## Exercise goal
Write out the entries below once more, exactly, with the pictures left out.

##### Stored records #####

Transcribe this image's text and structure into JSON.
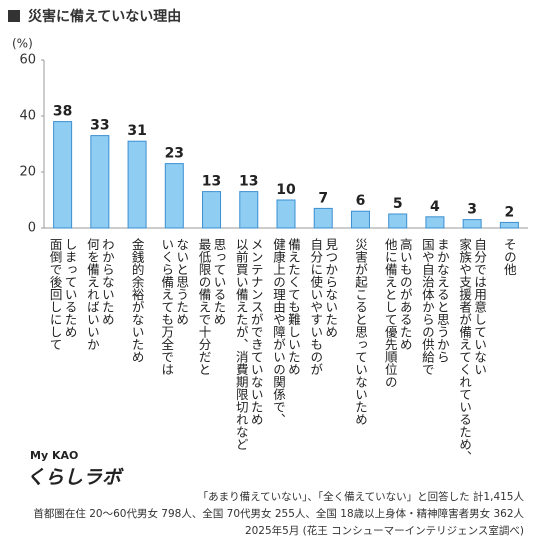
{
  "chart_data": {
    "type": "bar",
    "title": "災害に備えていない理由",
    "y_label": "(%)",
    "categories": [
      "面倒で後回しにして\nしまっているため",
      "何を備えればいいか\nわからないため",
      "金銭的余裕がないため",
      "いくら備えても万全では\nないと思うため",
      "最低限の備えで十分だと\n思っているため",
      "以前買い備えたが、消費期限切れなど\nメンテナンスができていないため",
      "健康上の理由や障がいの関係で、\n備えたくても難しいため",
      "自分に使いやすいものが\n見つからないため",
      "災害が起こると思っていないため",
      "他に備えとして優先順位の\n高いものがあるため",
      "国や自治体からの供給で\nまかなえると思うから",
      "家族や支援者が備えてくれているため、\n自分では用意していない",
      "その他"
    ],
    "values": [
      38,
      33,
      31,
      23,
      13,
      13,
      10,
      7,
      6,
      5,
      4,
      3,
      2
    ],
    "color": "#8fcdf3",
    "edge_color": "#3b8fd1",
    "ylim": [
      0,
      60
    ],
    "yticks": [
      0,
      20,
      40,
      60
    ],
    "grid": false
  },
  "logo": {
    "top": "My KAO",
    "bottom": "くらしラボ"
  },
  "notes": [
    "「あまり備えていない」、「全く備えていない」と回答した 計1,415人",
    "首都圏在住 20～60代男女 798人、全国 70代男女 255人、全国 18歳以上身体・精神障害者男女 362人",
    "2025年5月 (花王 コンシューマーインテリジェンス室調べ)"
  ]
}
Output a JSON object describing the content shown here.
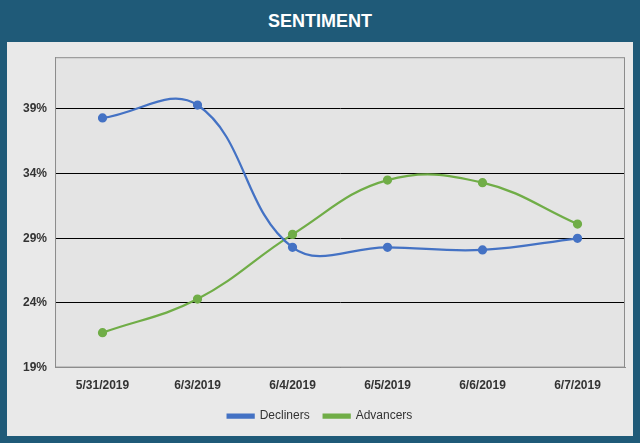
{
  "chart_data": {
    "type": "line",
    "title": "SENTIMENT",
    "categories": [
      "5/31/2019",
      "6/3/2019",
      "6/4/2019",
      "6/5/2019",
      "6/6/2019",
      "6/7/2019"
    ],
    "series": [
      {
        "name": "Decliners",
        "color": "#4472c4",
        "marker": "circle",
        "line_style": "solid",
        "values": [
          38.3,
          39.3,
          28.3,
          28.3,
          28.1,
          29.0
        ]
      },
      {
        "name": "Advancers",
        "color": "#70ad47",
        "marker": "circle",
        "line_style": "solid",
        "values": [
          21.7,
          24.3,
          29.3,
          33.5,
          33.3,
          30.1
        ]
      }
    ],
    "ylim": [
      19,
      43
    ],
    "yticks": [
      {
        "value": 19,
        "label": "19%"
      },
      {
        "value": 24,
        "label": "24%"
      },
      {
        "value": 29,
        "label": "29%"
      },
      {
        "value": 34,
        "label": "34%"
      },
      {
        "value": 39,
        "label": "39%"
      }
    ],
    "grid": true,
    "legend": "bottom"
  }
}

#####

## Solution to the exercise
Transcribe this image's text and structure into JSON.
{
  "chart_data": {
    "type": "bar",
    "title": "災害に備えていない理由",
    "y_label": "(%)",
    "categories": [
      "面倒で後回しにして\nしまっているため",
      "何を備えればいいか\nわからないため",
      "金銭的余裕がないため",
      "いくら備えても万全では\nないと思うため",
      "最低限の備えで十分だと\n思っているため",
      "以前買い備えたが、消費期限切れなど\nメンテナンスができていないため",
      "健康上の理由や障がいの関係で、\n備えたくても難しいため",
      "自分に使いやすいものが\n見つからないため",
      "災害が起こると思っていないため",
      "他に備えとして優先順位の\n高いものがあるため",
      "国や自治体からの供給で\nまかなえると思うから",
      "家族や支援者が備えてくれているため、\n自分では用意していない",
      "その他"
    ],
    "values": [
      38,
      33,
      31,
      23,
      13,
      13,
      10,
      7,
      6,
      5,
      4,
      3,
      2
    ],
    "color": "#8fcdf3",
    "edge_color": "#3b8fd1",
    "ylim": [
      0,
      60
    ],
    "yticks": [
      0,
      20,
      40,
      60
    ],
    "grid": false
  },
  "logo": {
    "top": "My KAO",
    "bottom": "くらしラボ"
  },
  "notes": [
    "「あまり備えていない」、「全く備えていない」と回答した 計1,415人",
    "首都圏在住 20～60代男女 798人、全国 70代男女 255人、全国 18歳以上身体・精神障害者男女 362人",
    "2025年5月 (花王 コンシューマーインテリジェンス室調べ)"
  ]
}
Output a JSON object describing the content shown here.
{
  "chart_data": {
    "type": "line",
    "title": "SENTIMENT",
    "categories": [
      "5/31/2019",
      "6/3/2019",
      "6/4/2019",
      "6/5/2019",
      "6/6/2019",
      "6/7/2019"
    ],
    "series": [
      {
        "name": "Decliners",
        "color": "#4472c4",
        "marker": "circle",
        "line_style": "solid",
        "values": [
          38.3,
          39.3,
          28.3,
          28.3,
          28.1,
          29.0
        ]
      },
      {
        "name": "Advancers",
        "color": "#70ad47",
        "marker": "circle",
        "line_style": "solid",
        "values": [
          21.7,
          24.3,
          29.3,
          33.5,
          33.3,
          30.1
        ]
      }
    ],
    "ylim": [
      19,
      43
    ],
    "yticks": [
      {
        "value": 19,
        "label": "19%"
      },
      {
        "value": 24,
        "label": "24%"
      },
      {
        "value": 29,
        "label": "29%"
      },
      {
        "value": 34,
        "label": "34%"
      },
      {
        "value": 39,
        "label": "39%"
      }
    ],
    "grid": true,
    "legend": "bottom"
  }
}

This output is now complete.